> [EXERCISE GOAL]:
Reproduce, character for character, the entries starting at the line containing "113, 495, 335]" and ending at the line containing "168, 65, 183]", including both of those lines.

> [GIVEN RECORDS]:

# # # #

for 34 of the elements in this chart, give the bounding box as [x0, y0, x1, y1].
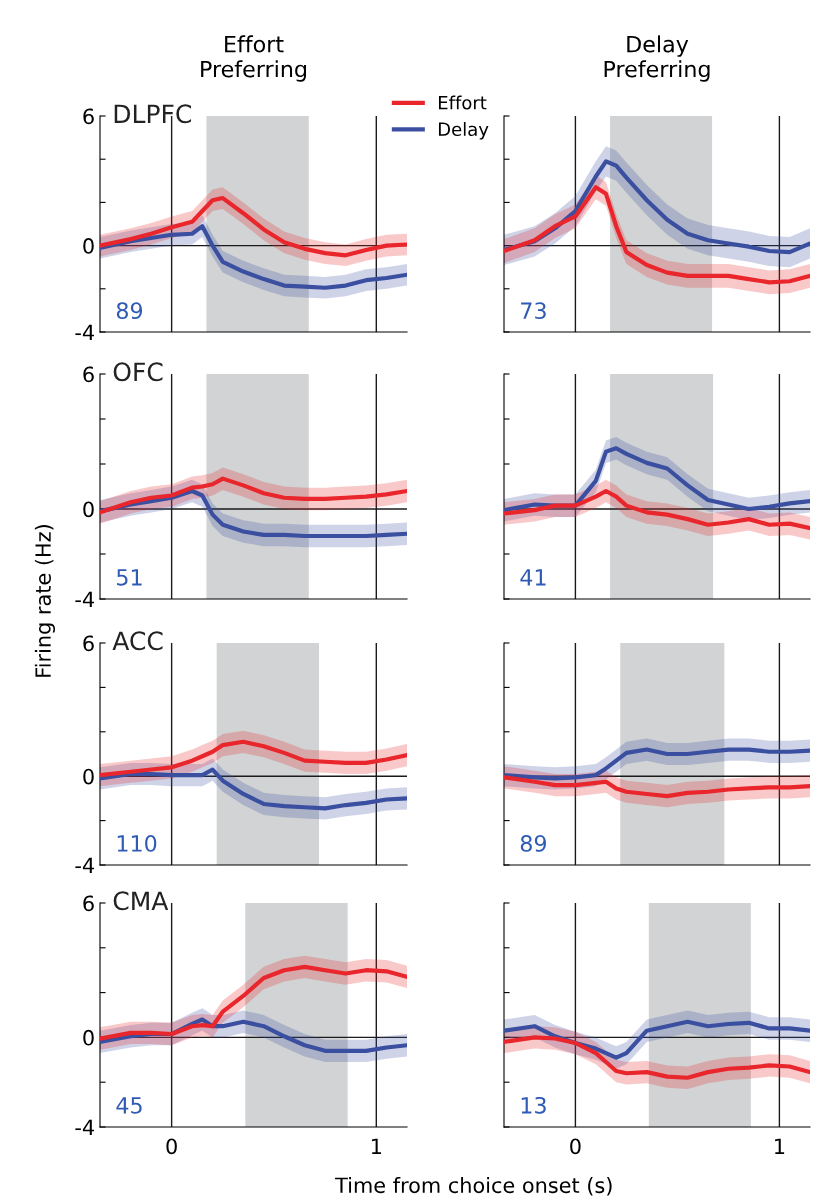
y-tick-label: -4	[75, 591, 94, 607]
y-tick-label: 6	[83, 366, 94, 383]
chart-title: Effort Preferring	[201, 35, 307, 82]
legend-label: Effort	[438, 95, 487, 110]
y-tick-label: 0	[83, 238, 94, 254]
x-tick-label: 1	[775, 1138, 785, 1154]
y-tick-label: 6	[83, 895, 94, 912]
y-tick-label: 6	[83, 635, 94, 652]
y-axis-title: Firing rate (Hz)	[34, 525, 55, 677]
x-tick-label: 0	[166, 1138, 177, 1155]
annotation: OFC	[113, 362, 163, 382]
annotation: ACC	[112, 631, 163, 651]
annotation: 41	[520, 569, 546, 586]
annotation: 51	[117, 569, 142, 586]
annotation: 89	[520, 835, 547, 852]
y-tick-label: -4	[75, 1119, 94, 1135]
annotation: DLPFC	[114, 104, 192, 124]
x-tick-label: 1	[371, 1138, 381, 1154]
annotation: 110	[117, 835, 157, 852]
annotation: 73	[521, 302, 546, 320]
y-tick-label: 0	[83, 768, 94, 785]
annotation: 13	[521, 1096, 546, 1114]
y-tick-label: 6	[83, 108, 94, 125]
legend-label: Delay	[438, 122, 489, 140]
chart-title: Delay Preferring	[604, 35, 710, 82]
x-axis-title: Time from choice onset (s)	[335, 1177, 612, 1196]
y-tick-label: 0	[83, 1029, 94, 1046]
x-tick-label: 0	[570, 1138, 581, 1155]
y-tick-label: -4	[75, 324, 94, 340]
annotation: 89	[116, 302, 143, 320]
annotation: CMA	[113, 891, 169, 911]
y-tick-label: 0	[83, 501, 94, 518]
annotation: 45	[116, 1097, 142, 1114]
y-tick-label: -4	[75, 857, 94, 873]
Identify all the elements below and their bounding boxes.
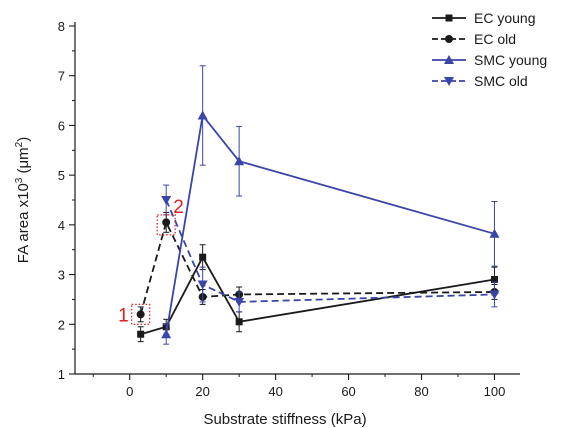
series-line-smc-young	[165, 113, 495, 335]
y-tick-label: 6	[58, 118, 65, 133]
legend-label: SMC old	[474, 73, 528, 89]
y-tick-label: 2	[58, 317, 65, 332]
data-point-smc-young	[197, 110, 208, 120]
series-smc-old	[161, 184, 500, 313]
y-tick-label: 3	[58, 268, 65, 283]
y-tick-label: 5	[58, 168, 65, 183]
annotation-box-2	[156, 214, 176, 236]
x-tick-label: 100	[484, 384, 506, 399]
data-point-smc-old	[234, 297, 245, 307]
legend-label: EC old	[474, 31, 516, 47]
y-tick-label: 7	[58, 69, 65, 84]
y-axis-label: FA area x103 (μm2)	[14, 137, 32, 264]
legend-label: EC young	[474, 10, 535, 26]
series-line-smc-old	[165, 199, 495, 303]
annotation-label-1: 1	[118, 305, 129, 326]
legend-item-smc-old: SMC old	[432, 73, 528, 89]
data-point-smc-old	[489, 290, 500, 300]
data-point-smc-young	[489, 228, 500, 238]
legend-marker	[444, 55, 454, 64]
series-smc-young	[161, 65, 500, 345]
series-ec-old	[136, 211, 499, 323]
data-point-ec-young	[137, 330, 145, 338]
data-point-smc-young	[234, 156, 245, 166]
data-point-smc-old	[161, 196, 172, 205]
data-point-smc-old	[197, 280, 208, 290]
legend-marker	[445, 35, 453, 43]
legend-item-smc-young: SMC young	[432, 52, 547, 68]
legend-item-ec-old: EC old	[432, 31, 516, 47]
data-point-smc-young	[161, 329, 172, 339]
x-tick-label: 60	[341, 384, 355, 399]
x-tick-label: 20	[195, 384, 209, 399]
annotation-box-1	[131, 303, 151, 325]
annotation-label-2: 2	[173, 197, 184, 218]
x-axis-label: Substrate stiffness (kPa)	[203, 411, 366, 428]
y-tick-label: 4	[58, 218, 65, 233]
data-point-ec-young	[199, 253, 207, 261]
data-point-ec-young	[235, 318, 243, 326]
legend-item-ec-young: EC young	[432, 10, 535, 26]
legend-marker	[444, 77, 454, 86]
x-tick-label: 80	[414, 384, 428, 399]
x-tick-label: 0	[126, 384, 133, 399]
legend: EC young EC old SMC young SMC old	[432, 10, 547, 89]
x-tick-label: 40	[268, 384, 282, 399]
y-tick-label: 8	[58, 19, 65, 34]
legend-marker	[445, 14, 453, 22]
plot-area: 12	[118, 65, 500, 345]
legend-label: SMC young	[474, 52, 547, 68]
data-point-ec-old	[136, 310, 145, 319]
data-point-ec-old	[162, 218, 171, 227]
y-tick-label: 1	[58, 367, 65, 382]
series-line-ec-old	[139, 219, 495, 315]
data-point-ec-young	[490, 276, 498, 284]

# # # #

> [COMPLETED TASK]:
series-line-smc-young	[165, 113, 495, 335]
y-tick-label: 6	[58, 118, 65, 133]
legend-label: SMC old	[474, 73, 528, 89]
y-tick-label: 2	[58, 317, 65, 332]
data-point-smc-young	[197, 110, 208, 120]
series-smc-old	[161, 184, 500, 313]
y-tick-label: 3	[58, 268, 65, 283]
y-tick-label: 5	[58, 168, 65, 183]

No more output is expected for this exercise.